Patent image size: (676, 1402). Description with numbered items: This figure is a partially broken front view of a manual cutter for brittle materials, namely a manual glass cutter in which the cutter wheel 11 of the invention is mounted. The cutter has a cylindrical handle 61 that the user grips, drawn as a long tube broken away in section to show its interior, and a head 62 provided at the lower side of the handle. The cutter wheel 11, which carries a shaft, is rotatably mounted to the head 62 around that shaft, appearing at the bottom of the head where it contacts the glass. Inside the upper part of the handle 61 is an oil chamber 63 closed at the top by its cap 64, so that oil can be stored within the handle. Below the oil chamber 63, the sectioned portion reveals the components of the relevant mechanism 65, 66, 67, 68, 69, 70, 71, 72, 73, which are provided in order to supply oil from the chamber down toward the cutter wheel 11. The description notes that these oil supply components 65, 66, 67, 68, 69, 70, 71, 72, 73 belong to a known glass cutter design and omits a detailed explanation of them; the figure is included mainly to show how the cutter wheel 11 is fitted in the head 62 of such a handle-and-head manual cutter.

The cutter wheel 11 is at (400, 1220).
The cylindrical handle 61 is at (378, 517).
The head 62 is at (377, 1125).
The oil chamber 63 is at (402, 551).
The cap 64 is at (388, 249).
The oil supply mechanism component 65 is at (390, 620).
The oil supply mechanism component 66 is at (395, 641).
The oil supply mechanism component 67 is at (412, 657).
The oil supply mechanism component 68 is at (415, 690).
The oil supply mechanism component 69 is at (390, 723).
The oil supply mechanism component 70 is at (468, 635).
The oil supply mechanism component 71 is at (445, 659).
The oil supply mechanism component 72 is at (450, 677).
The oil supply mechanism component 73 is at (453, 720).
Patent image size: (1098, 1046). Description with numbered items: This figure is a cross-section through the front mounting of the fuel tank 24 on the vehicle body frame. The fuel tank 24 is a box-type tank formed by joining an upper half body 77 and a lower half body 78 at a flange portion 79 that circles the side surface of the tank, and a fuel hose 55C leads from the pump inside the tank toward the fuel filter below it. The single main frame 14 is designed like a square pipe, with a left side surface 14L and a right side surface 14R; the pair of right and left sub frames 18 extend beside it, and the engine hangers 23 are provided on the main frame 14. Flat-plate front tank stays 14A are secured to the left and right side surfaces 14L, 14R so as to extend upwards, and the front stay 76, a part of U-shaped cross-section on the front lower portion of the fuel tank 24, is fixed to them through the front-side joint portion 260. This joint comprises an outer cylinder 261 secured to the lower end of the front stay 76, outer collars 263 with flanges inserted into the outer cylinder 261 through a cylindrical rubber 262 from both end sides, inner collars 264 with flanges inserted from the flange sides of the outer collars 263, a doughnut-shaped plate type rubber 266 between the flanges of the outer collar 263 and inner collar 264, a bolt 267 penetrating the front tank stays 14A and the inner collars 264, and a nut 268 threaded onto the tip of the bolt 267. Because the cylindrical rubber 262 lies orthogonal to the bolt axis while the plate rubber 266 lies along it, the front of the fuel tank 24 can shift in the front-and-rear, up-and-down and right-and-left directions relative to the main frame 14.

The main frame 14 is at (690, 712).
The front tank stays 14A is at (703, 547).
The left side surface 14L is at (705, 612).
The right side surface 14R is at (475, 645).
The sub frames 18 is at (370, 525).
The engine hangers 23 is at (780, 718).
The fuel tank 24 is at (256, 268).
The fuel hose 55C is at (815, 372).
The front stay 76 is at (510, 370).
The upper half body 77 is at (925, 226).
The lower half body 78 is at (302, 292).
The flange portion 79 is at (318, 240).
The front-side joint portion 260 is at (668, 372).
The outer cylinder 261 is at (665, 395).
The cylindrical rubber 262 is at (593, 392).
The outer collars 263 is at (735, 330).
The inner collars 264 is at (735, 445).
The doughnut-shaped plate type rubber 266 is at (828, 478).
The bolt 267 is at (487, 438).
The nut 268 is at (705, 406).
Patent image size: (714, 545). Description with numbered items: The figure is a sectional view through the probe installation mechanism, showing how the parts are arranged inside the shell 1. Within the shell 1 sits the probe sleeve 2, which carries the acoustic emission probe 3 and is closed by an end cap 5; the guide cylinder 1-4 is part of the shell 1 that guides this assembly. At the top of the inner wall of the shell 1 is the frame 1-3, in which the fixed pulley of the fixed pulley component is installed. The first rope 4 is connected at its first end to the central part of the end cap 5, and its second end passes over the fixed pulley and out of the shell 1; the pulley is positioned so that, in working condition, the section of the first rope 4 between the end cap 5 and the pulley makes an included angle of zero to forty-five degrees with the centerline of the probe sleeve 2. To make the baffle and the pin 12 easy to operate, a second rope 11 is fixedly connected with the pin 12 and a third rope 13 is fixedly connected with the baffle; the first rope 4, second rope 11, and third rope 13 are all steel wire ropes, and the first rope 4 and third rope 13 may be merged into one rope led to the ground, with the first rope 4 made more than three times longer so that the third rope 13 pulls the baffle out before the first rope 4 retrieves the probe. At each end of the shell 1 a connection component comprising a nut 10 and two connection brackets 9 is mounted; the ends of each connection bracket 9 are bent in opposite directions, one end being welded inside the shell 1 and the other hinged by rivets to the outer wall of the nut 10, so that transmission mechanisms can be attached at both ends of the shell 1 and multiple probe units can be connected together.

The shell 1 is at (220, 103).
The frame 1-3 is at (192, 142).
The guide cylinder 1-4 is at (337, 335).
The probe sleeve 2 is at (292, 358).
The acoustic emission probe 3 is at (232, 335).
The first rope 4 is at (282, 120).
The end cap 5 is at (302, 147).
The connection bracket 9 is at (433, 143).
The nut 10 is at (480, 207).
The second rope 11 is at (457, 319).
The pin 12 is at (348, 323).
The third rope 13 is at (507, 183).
****
- TASK TO CARRY OUT
Set down, word for word, the lines starting at the first line of the records and ending at the line that contains "The head 62 is at (377, 1125).", both ends included.

- ANSWER TO THIS EXERCISE
Patent image size: (676, 1402). Description with numbered items: This figure is a partially broken front view of a manual cutter for brittle materials, namely a manual glass cutter in which the cutter wheel 11 of the invention is mounted. The cutter has a cylindrical handle 61 that the user grips, drawn as a long tube broken away in section to show its interior, and a head 62 provided at the lower side of the handle. The cutter wheel 11, which carries a shaft, is rotatably mounted to the head 62 around that shaft, appearing at the bottom of the head where it contacts the glass. Inside the upper part of the handle 61 is an oil chamber 63 closed at the top by its cap 64, so that oil can be stored within the handle. Below the oil chamber 63, the sectioned portion reveals the components of the relevant mechanism 65, 66, 67, 68, 69, 70, 71, 72, 73, which are provided in order to supply oil from the chamber down toward the cutter wheel 11. The description notes that these oil supply components 65, 66, 67, 68, 69, 70, 71, 72, 73 belong to a known glass cutter design and omits a detailed explanation of them; the figure is included mainly to show how the cutter wheel 11 is fitted in the head 62 of such a handle-and-head manual cutter.

The cutter wheel 11 is at (400, 1220).
The cylindrical handle 61 is at (378, 517).
The head 62 is at (377, 1125).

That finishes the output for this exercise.